* RAW DATA:
------------

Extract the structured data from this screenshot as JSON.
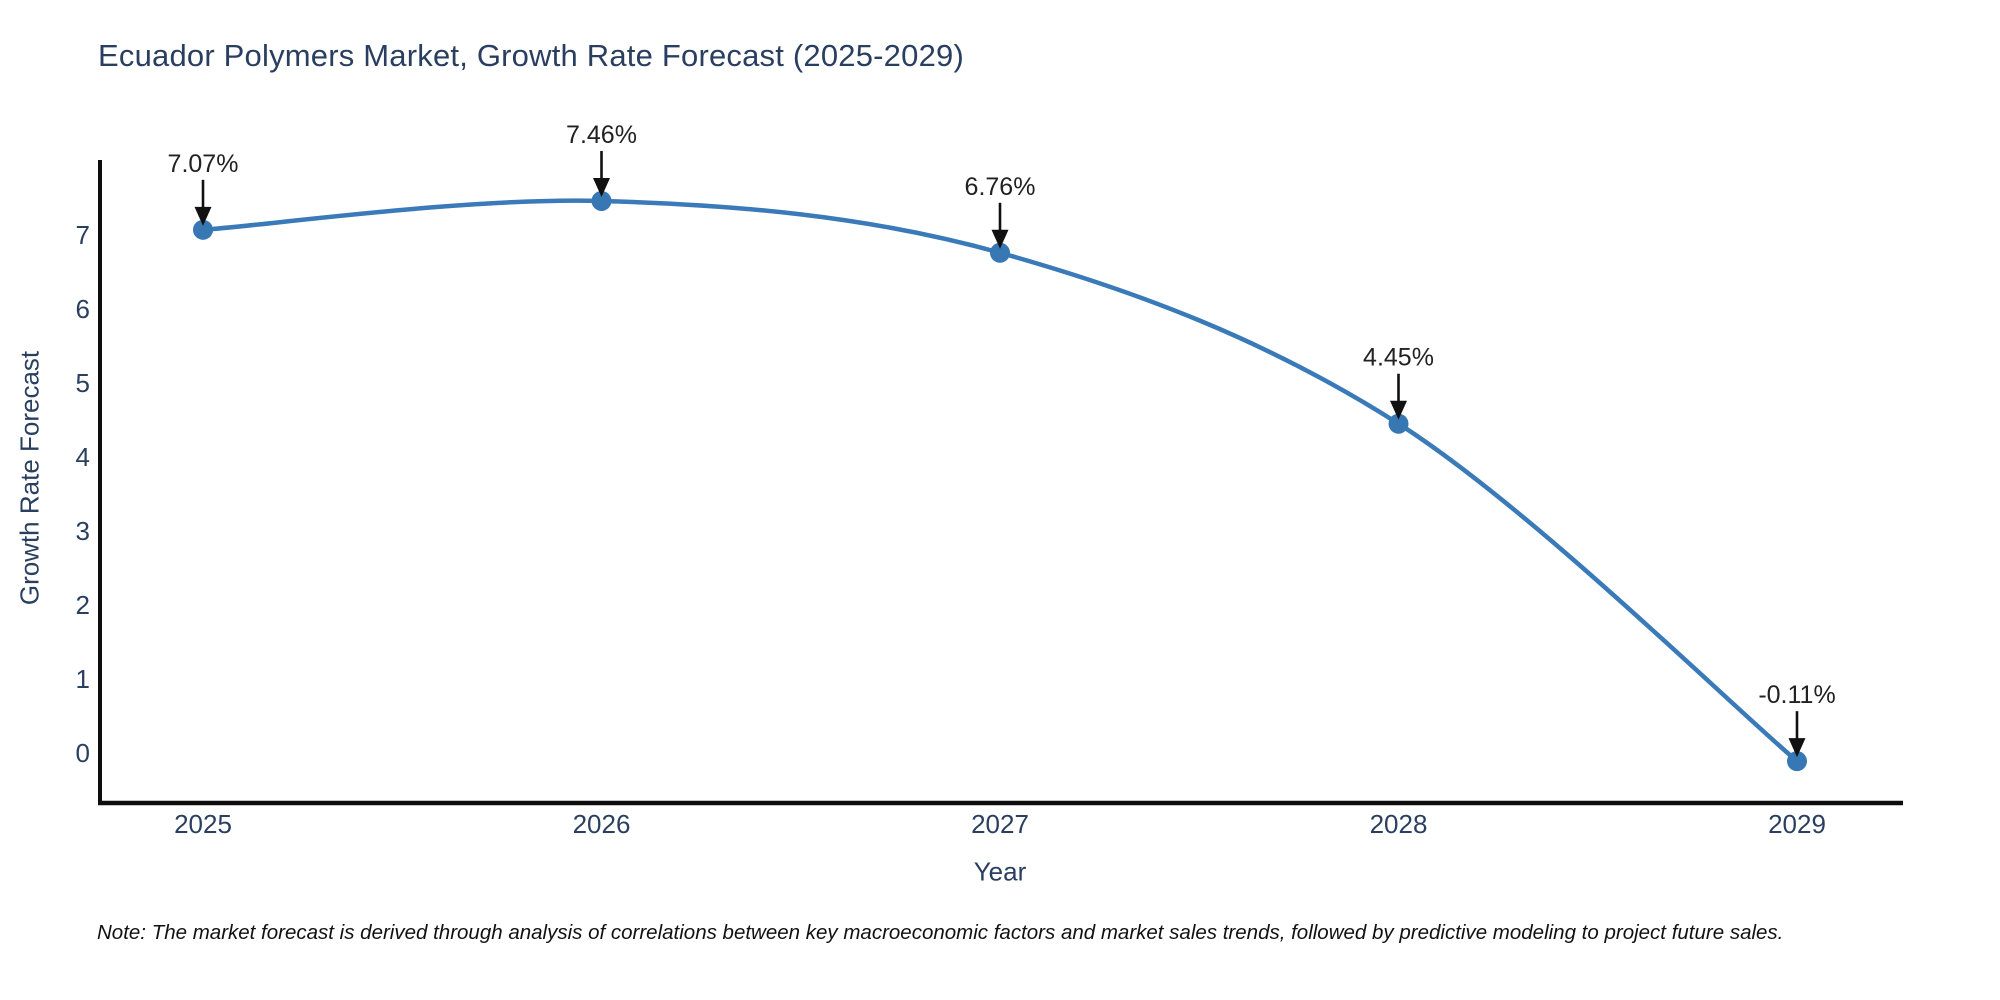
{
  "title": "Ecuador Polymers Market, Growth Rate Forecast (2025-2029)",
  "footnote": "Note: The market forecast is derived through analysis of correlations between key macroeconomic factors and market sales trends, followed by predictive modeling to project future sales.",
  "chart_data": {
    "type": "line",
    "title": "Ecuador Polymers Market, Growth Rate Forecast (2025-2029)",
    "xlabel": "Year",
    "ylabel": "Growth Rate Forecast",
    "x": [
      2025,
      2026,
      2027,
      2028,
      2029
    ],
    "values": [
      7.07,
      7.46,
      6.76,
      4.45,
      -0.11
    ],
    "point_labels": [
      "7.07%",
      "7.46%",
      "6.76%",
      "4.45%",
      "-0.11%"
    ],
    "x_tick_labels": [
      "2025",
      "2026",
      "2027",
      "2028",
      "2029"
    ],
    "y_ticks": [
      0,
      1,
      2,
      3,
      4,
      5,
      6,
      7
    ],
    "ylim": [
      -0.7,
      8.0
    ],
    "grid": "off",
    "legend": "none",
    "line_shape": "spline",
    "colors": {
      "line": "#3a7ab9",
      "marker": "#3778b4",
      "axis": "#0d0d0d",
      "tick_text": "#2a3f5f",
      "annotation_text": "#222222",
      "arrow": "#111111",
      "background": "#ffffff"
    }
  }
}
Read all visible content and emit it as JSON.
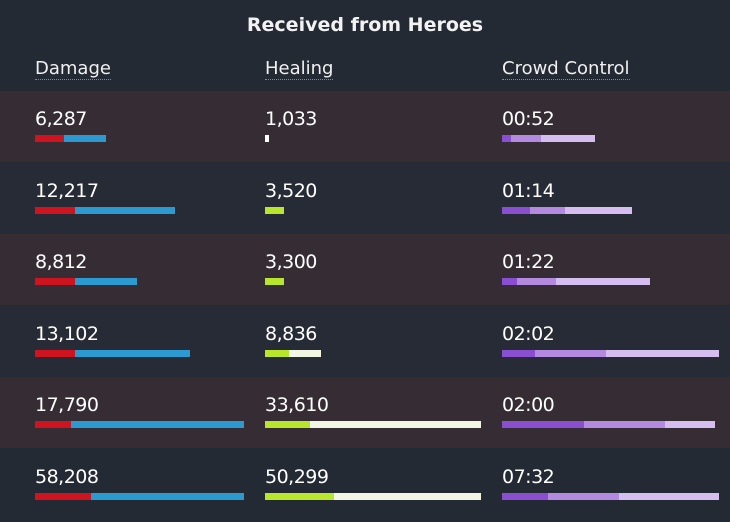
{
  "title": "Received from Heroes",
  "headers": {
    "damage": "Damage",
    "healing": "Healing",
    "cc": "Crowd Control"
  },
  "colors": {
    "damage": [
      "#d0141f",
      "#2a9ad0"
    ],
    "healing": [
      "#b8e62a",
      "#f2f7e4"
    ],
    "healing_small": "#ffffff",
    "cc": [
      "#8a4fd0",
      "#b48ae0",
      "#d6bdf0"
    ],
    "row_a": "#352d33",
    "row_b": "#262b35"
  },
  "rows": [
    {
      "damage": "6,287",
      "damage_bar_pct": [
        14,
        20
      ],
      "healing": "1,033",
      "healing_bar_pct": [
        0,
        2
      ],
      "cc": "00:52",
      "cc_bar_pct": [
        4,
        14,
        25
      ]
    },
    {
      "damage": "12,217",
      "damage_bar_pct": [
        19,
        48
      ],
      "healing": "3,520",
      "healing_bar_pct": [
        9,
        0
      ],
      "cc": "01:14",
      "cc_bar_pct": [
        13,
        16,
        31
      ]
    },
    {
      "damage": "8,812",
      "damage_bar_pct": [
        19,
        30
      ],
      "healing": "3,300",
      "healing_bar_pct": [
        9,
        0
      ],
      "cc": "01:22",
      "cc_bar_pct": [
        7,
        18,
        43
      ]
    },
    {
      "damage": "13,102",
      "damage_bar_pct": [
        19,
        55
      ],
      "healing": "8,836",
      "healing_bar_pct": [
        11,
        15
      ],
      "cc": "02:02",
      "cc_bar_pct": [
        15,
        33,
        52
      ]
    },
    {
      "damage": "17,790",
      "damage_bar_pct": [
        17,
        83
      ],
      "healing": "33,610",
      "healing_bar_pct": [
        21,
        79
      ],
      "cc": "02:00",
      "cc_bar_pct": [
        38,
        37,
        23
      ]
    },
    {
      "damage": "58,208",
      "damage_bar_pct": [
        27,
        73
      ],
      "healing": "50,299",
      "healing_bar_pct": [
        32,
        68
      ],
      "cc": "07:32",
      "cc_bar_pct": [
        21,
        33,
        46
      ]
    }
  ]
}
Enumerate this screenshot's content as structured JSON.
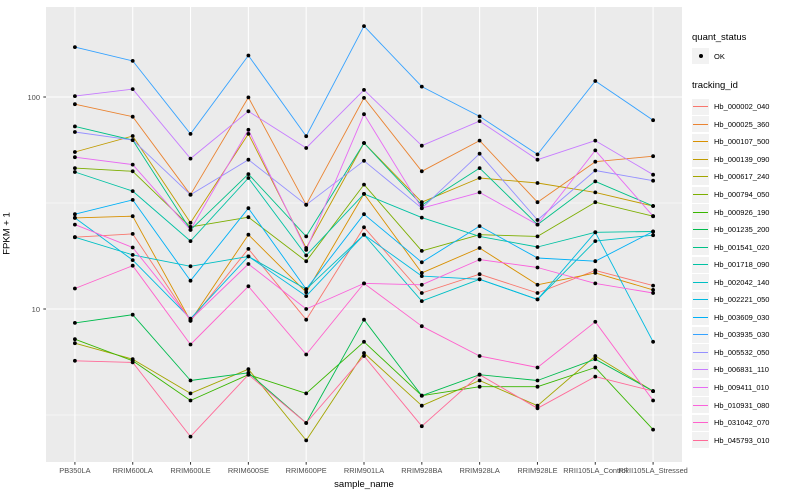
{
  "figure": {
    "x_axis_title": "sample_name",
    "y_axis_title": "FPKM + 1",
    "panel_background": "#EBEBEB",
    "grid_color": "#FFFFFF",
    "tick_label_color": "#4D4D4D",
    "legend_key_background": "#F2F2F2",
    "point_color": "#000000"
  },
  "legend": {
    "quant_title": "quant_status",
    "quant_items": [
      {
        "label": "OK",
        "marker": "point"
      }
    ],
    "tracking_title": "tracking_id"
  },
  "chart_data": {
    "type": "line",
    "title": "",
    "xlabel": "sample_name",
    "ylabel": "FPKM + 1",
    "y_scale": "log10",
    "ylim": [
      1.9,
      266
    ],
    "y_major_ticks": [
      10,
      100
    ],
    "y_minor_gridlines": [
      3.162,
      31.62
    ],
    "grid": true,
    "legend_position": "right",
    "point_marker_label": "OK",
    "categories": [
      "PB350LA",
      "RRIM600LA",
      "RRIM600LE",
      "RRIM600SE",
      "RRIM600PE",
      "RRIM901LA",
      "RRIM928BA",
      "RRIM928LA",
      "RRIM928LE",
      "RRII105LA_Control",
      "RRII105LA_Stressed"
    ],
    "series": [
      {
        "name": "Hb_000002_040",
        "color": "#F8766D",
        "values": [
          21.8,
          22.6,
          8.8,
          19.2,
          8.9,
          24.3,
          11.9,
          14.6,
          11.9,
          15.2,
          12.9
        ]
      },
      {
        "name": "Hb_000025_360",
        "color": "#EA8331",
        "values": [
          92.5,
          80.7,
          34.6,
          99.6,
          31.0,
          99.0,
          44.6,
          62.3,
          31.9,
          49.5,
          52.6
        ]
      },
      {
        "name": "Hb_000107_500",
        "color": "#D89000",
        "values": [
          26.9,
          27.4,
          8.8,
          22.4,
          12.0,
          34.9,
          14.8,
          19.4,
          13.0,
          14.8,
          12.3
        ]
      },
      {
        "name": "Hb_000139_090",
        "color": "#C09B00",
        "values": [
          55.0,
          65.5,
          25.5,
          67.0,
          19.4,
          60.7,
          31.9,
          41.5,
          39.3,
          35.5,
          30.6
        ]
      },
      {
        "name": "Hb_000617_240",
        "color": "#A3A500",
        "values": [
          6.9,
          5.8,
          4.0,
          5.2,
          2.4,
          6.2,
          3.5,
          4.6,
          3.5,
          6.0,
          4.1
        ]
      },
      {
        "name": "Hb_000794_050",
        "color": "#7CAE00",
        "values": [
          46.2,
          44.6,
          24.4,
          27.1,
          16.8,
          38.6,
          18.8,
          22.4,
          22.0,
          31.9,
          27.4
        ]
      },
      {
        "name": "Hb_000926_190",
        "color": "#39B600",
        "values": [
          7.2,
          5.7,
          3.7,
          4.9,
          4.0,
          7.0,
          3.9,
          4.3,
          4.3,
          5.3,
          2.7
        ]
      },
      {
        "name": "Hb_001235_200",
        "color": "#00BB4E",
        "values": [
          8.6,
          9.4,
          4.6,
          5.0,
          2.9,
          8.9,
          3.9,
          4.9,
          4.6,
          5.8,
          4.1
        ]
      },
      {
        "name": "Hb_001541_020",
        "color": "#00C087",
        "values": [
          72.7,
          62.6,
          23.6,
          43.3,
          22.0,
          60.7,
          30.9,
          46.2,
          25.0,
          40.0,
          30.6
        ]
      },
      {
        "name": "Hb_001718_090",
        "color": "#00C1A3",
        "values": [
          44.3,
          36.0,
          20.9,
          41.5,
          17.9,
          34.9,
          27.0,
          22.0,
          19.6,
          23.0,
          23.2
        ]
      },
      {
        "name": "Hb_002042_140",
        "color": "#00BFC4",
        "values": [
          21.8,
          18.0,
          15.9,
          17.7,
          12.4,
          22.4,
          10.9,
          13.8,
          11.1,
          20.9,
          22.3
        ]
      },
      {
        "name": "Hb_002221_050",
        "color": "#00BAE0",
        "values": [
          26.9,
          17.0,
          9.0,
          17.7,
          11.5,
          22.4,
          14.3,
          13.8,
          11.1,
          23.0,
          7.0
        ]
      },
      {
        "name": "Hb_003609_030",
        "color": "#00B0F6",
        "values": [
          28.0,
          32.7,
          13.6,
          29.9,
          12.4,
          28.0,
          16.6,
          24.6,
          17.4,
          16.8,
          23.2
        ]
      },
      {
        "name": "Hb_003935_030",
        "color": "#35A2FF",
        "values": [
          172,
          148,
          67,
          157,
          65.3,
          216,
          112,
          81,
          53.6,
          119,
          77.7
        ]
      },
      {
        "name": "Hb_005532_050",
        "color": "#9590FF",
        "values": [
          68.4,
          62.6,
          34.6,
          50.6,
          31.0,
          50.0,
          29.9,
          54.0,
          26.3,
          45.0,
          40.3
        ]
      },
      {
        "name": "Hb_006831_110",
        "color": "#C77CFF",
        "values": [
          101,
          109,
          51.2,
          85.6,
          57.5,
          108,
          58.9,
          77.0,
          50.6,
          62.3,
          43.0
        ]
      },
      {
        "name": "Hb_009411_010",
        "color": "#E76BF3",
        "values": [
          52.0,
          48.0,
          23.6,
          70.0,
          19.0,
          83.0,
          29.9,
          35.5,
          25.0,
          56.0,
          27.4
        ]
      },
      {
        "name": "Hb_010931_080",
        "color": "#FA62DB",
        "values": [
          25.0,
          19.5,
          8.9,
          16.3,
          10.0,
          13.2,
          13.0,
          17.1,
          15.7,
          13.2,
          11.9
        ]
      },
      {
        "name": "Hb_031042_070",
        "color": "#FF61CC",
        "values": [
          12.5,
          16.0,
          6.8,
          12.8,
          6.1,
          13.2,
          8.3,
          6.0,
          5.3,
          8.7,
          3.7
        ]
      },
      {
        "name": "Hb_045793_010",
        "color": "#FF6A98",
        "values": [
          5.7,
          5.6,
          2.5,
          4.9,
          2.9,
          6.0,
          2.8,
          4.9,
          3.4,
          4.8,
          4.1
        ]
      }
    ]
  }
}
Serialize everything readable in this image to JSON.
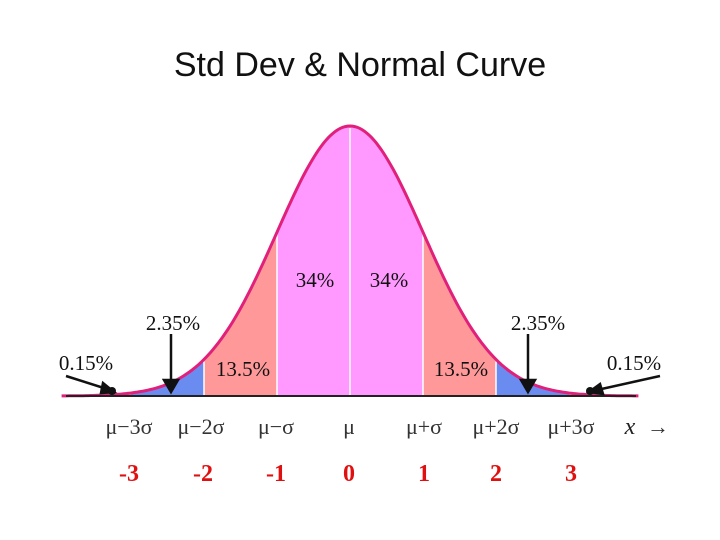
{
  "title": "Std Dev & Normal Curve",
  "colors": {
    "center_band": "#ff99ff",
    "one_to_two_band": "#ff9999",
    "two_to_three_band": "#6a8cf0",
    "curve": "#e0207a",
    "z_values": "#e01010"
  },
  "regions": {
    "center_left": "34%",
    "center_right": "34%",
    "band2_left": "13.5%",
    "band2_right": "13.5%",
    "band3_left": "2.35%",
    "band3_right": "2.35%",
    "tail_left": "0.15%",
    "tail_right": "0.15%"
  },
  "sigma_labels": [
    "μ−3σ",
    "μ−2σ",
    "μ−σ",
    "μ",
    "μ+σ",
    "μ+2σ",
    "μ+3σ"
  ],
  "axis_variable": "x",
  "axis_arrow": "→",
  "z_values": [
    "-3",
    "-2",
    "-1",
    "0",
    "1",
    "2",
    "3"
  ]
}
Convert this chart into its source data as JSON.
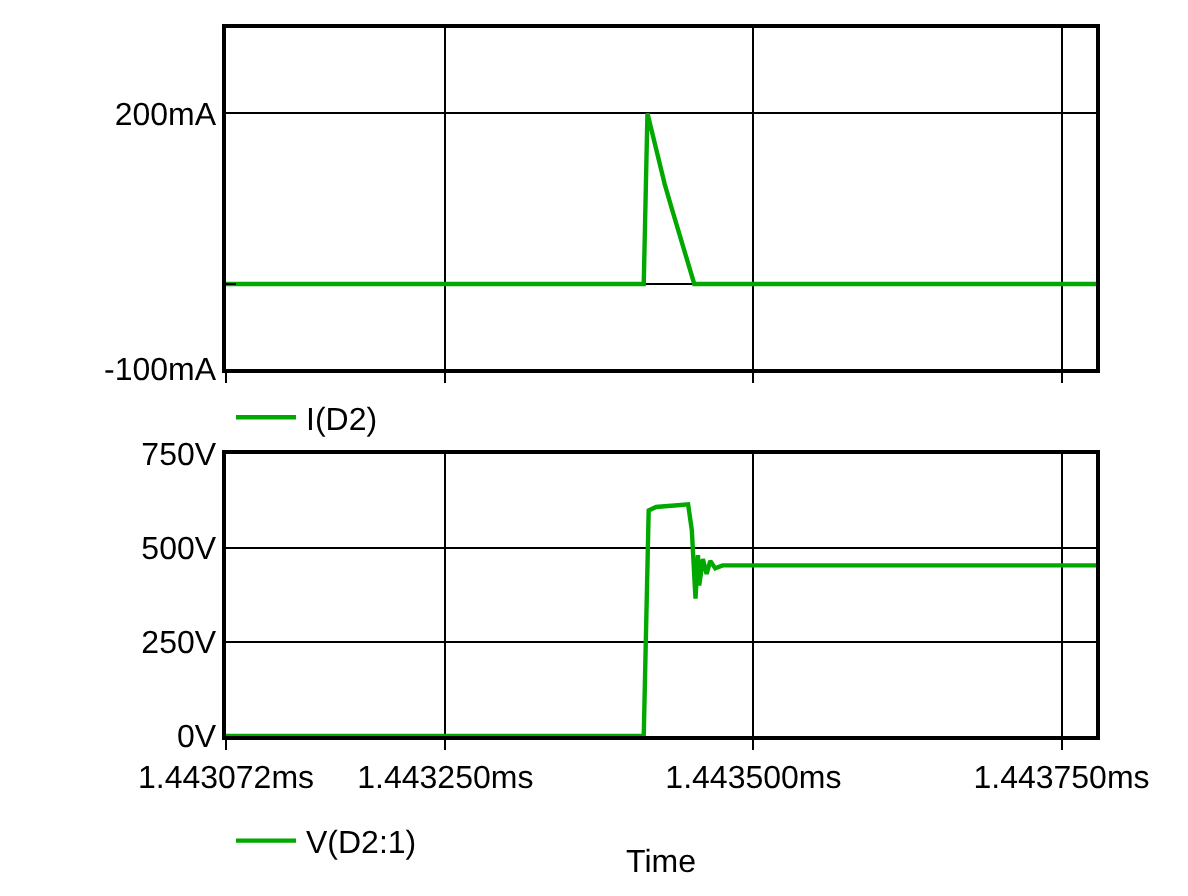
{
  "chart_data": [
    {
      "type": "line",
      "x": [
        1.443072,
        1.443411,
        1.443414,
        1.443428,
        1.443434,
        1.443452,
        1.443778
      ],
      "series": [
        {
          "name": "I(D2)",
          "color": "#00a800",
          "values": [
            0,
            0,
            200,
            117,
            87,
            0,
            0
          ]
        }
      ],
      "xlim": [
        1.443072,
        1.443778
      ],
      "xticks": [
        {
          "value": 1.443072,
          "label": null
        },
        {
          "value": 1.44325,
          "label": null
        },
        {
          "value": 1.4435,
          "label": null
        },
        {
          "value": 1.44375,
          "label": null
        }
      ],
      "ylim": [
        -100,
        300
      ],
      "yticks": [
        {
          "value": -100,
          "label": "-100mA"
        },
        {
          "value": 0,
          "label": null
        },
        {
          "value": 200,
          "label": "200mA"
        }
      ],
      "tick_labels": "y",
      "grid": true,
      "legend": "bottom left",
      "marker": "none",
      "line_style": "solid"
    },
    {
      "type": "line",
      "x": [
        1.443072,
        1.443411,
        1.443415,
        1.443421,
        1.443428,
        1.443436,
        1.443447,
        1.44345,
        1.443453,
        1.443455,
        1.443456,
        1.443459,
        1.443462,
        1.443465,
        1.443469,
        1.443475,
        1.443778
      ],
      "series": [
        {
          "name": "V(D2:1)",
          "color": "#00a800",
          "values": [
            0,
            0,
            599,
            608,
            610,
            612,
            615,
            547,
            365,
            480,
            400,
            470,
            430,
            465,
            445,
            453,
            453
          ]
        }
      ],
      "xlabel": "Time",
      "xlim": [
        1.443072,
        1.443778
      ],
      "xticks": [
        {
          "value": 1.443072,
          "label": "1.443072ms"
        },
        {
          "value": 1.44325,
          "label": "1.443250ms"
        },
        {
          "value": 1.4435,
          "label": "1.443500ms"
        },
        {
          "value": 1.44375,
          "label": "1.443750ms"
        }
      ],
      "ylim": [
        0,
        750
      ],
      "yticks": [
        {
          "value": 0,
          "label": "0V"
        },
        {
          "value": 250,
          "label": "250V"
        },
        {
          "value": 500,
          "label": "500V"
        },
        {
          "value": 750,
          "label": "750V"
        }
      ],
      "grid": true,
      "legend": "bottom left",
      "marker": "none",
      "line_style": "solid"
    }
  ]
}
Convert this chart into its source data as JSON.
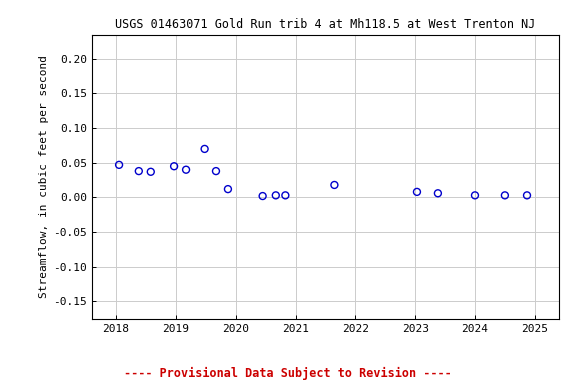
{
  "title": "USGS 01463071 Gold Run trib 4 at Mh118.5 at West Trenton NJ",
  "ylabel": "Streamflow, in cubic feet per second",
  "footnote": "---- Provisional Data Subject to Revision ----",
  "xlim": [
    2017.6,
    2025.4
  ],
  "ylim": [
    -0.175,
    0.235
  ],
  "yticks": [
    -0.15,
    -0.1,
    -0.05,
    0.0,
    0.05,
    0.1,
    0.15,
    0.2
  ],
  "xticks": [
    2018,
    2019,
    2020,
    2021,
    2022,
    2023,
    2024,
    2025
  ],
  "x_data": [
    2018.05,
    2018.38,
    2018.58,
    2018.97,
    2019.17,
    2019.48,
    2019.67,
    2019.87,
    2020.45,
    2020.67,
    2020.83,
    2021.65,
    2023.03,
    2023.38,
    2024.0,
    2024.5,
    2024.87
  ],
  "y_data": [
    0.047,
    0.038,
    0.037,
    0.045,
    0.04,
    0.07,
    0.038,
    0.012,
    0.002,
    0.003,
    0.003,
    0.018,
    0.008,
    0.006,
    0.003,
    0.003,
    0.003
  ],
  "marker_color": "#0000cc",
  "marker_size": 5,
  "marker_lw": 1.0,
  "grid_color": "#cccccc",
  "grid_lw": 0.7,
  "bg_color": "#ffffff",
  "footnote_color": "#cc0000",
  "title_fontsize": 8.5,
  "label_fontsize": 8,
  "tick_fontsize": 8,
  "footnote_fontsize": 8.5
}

------------

* TASK BRIEF: Extract every line containing the string "this" from the data above.

* TASK ANSWER:
Extract the structured data from this screenshot as JSON.
Enumerate this screenshot's content as structured JSON.
Serialize everything readable in this image to JSON.
Convert this chart into its source data as JSON.
Convert this chart into its source data as JSON.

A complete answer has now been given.